What the task asks. Write out all lines holding the word "Chebu".

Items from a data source
::::::::::

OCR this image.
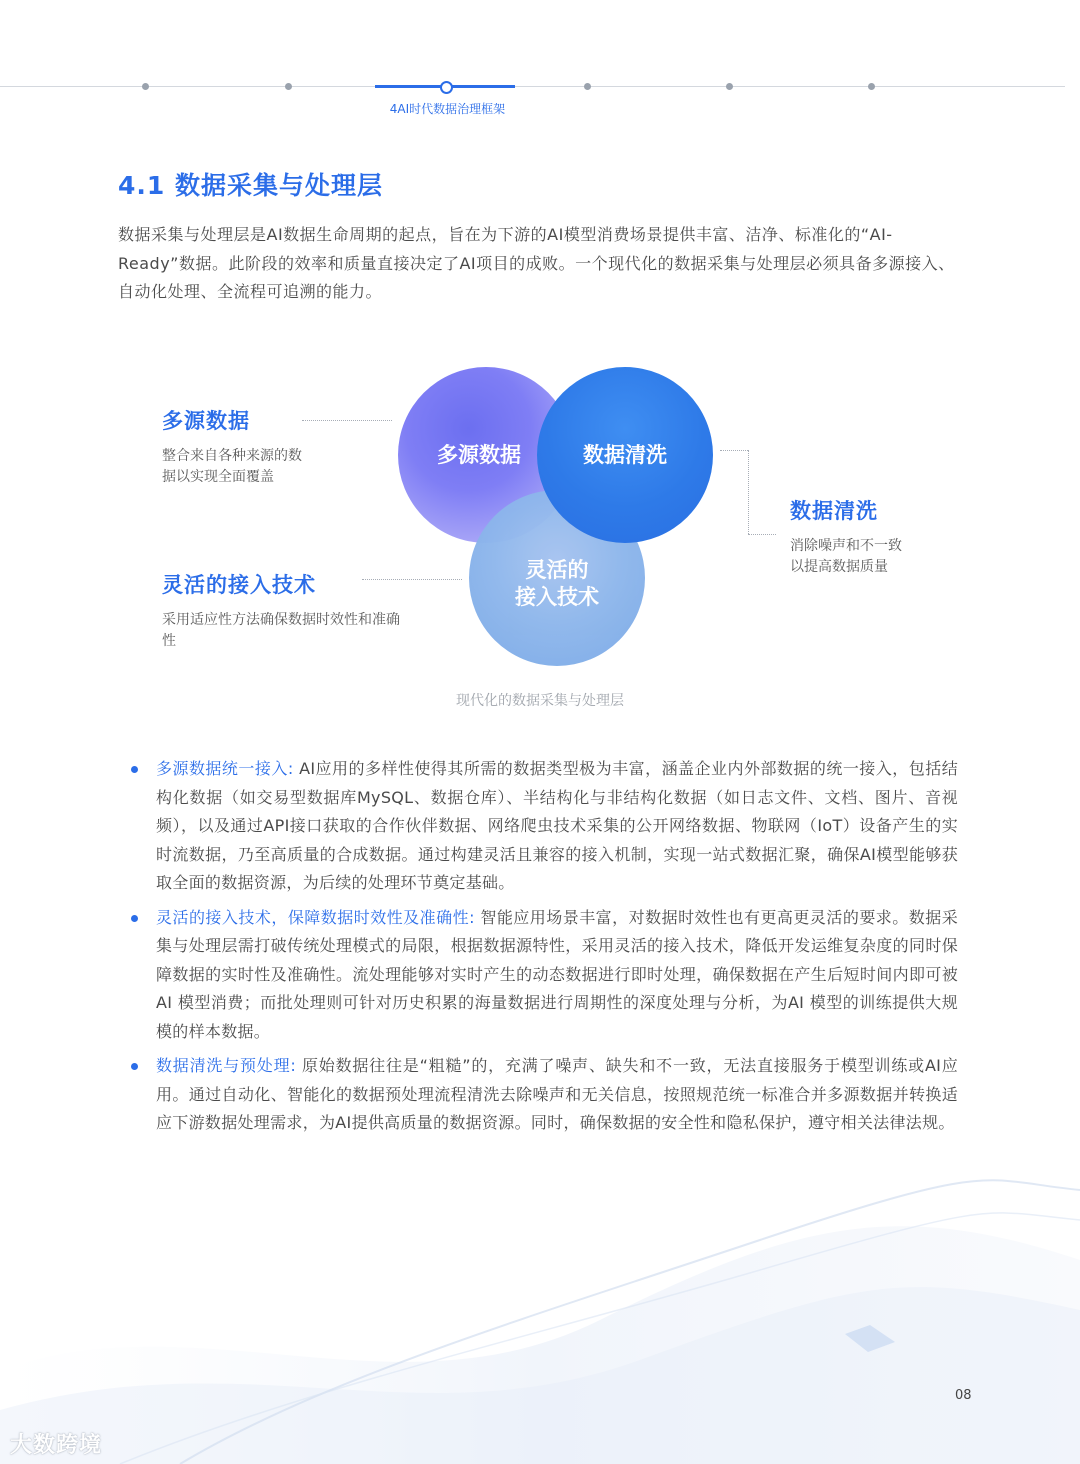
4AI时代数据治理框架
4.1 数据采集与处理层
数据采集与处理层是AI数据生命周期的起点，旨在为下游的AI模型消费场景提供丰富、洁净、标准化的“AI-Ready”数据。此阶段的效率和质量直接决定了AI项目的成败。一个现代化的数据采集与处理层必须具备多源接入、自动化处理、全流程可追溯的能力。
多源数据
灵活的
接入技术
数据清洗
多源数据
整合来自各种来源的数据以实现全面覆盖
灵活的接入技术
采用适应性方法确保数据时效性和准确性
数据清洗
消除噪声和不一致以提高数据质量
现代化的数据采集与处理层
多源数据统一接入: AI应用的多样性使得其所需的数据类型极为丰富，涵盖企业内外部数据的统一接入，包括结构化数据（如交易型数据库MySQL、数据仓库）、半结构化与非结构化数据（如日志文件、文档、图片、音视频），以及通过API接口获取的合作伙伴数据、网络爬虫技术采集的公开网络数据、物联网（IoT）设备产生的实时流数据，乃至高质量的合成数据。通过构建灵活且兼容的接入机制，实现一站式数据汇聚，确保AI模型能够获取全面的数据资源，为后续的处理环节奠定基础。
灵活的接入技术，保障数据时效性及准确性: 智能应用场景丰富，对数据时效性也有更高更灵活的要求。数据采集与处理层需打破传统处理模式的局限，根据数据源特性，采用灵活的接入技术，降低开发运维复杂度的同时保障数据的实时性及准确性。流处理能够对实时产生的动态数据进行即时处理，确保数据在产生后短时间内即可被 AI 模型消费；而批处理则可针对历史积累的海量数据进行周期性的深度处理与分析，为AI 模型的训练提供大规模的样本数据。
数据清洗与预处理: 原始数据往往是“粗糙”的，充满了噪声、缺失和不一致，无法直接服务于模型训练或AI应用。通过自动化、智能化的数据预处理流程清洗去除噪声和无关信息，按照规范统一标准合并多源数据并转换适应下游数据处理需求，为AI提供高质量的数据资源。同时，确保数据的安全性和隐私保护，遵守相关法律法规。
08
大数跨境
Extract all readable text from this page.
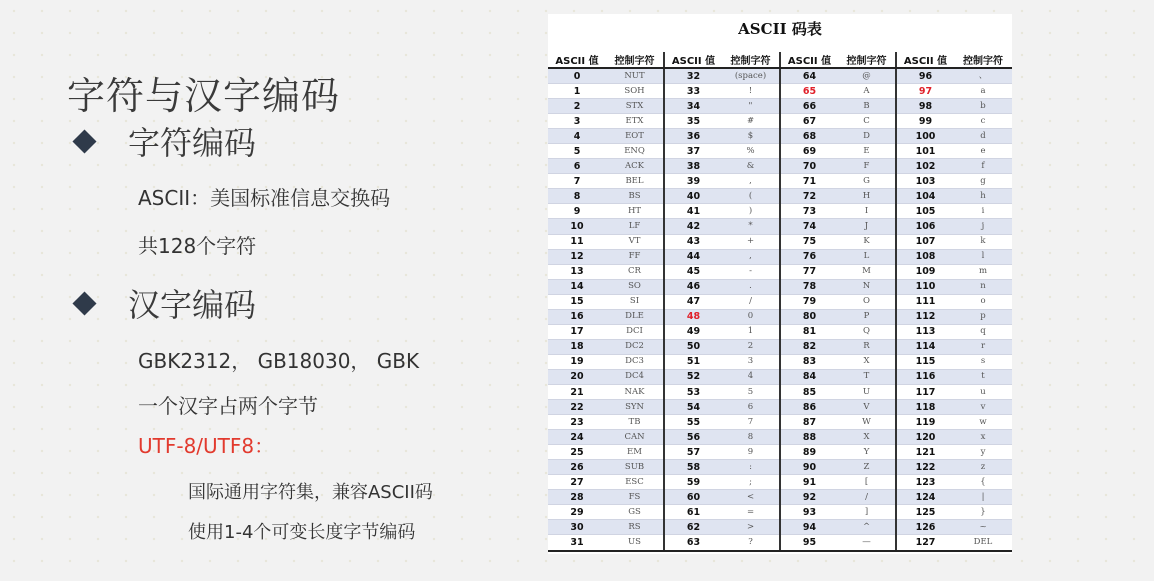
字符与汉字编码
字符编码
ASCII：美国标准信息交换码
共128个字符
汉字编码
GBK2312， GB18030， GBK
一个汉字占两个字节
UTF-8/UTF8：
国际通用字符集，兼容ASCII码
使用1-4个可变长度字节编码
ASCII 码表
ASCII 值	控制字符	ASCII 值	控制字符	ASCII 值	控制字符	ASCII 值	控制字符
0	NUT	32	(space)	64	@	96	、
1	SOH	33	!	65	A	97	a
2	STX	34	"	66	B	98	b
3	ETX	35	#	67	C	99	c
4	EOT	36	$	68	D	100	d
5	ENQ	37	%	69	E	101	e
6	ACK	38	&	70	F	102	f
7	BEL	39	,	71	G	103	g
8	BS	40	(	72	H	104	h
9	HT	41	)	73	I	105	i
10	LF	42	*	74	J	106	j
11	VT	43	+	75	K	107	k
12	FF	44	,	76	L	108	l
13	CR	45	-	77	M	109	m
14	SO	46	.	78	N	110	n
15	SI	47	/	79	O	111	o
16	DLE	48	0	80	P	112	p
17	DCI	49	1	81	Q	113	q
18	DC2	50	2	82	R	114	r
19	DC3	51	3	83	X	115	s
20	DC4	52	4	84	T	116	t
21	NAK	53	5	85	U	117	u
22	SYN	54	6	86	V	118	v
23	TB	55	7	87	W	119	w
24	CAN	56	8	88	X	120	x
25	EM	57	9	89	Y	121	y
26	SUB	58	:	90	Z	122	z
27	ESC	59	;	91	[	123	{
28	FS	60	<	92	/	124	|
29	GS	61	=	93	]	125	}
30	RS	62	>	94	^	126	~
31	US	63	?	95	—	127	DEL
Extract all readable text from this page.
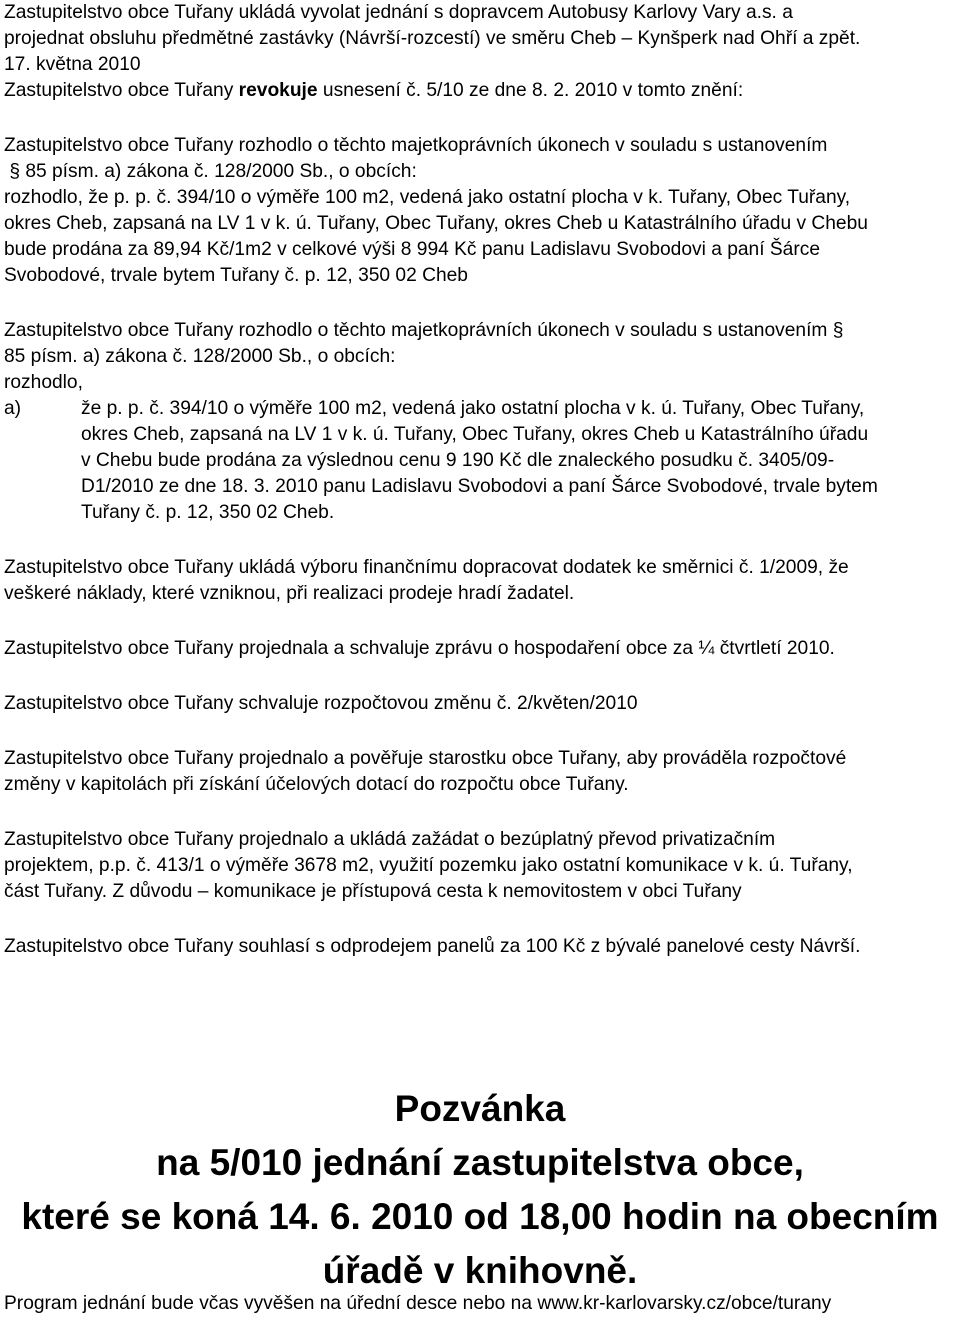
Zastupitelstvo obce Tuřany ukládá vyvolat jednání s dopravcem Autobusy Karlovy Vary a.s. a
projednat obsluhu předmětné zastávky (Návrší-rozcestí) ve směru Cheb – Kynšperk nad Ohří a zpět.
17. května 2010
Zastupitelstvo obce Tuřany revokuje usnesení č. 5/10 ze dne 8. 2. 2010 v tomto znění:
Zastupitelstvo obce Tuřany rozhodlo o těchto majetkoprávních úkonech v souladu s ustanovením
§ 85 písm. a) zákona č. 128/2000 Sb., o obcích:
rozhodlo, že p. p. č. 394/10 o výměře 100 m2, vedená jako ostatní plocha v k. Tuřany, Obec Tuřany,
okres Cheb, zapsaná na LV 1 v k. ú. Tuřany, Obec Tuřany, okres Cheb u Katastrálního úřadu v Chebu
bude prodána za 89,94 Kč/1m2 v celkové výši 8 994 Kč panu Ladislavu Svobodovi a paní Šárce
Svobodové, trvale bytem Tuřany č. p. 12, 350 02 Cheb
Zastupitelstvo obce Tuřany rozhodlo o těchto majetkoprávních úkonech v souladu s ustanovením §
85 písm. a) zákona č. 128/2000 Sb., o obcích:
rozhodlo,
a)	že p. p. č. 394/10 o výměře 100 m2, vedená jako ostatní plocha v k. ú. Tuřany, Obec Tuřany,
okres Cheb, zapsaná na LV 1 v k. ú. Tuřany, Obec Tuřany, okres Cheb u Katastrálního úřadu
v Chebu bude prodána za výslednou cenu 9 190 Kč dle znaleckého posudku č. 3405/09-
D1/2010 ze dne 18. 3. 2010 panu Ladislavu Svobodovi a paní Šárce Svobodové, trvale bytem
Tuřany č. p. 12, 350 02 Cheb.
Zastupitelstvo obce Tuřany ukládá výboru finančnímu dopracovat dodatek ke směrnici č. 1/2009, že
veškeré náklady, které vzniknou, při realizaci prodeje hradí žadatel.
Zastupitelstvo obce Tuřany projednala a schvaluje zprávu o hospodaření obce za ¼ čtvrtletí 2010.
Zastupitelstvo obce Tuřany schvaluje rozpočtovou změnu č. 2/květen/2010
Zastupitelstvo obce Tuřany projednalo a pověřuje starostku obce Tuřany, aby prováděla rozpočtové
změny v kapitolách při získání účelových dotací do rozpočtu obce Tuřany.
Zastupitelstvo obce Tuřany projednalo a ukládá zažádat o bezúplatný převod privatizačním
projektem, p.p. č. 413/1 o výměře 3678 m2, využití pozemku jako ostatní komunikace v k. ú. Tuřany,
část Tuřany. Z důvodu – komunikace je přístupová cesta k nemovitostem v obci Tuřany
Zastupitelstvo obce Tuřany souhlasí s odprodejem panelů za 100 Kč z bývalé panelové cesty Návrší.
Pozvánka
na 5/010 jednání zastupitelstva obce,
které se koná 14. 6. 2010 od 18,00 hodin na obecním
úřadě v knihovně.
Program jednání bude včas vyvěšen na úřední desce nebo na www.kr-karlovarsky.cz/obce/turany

::::::::::

Solution below.
okres Cheb, zapsaná na LV 1 v k. ú. Tuřany, Obec Tuřany, okres Cheb u Katastrálního úřadu v Chebu
v Chebu bude prodána za výslednou cenu 9 190 Kč dle znaleckého posudku č. 3405/09-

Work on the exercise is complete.